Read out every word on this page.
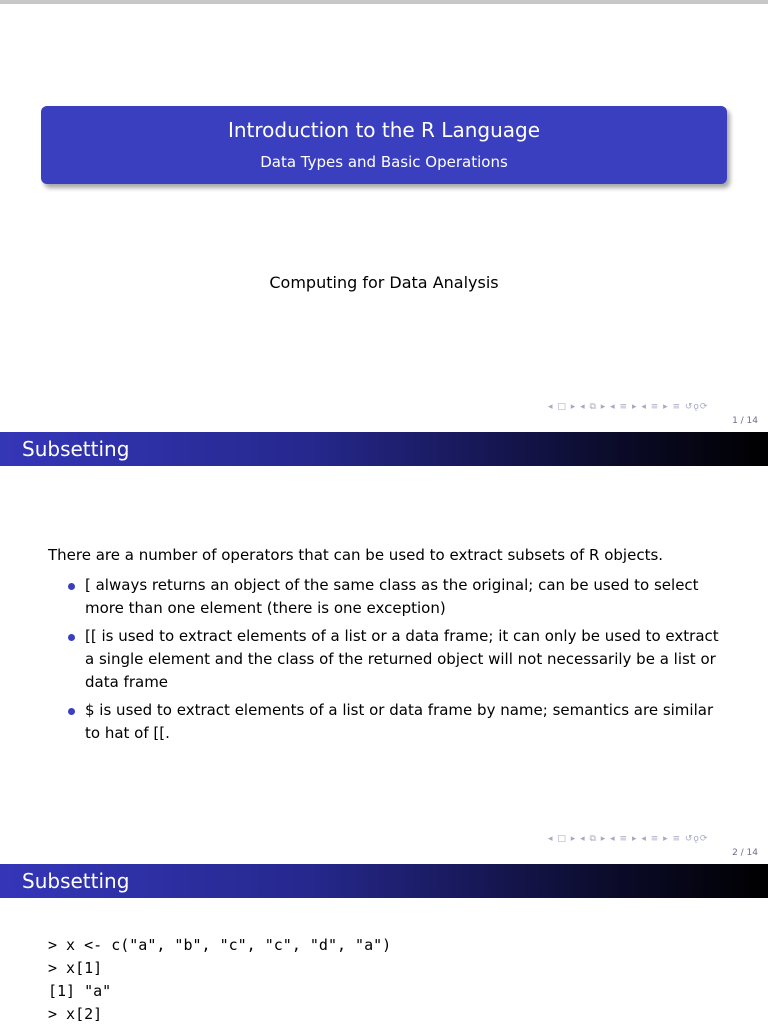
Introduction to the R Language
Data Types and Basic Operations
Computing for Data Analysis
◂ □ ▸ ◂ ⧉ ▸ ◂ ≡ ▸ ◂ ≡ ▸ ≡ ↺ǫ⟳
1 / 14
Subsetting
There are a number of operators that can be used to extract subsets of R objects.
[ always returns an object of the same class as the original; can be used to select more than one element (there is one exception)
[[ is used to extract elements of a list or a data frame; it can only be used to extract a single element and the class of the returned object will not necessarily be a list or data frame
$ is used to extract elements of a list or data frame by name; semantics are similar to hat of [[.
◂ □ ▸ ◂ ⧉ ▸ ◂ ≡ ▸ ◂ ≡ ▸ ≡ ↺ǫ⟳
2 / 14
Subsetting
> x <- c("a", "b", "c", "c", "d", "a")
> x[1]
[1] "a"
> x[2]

⁂

Request: Pick out each line containing "elements" and report it.

Answer to the problem:
[[ is used to extract elements of a list or a data frame; it can only be used to extract a single element and the class of the returned object will not necessarily be a list or data frame
$ is used to extract elements of a list or data frame by name; semantics are similar to hat of [[.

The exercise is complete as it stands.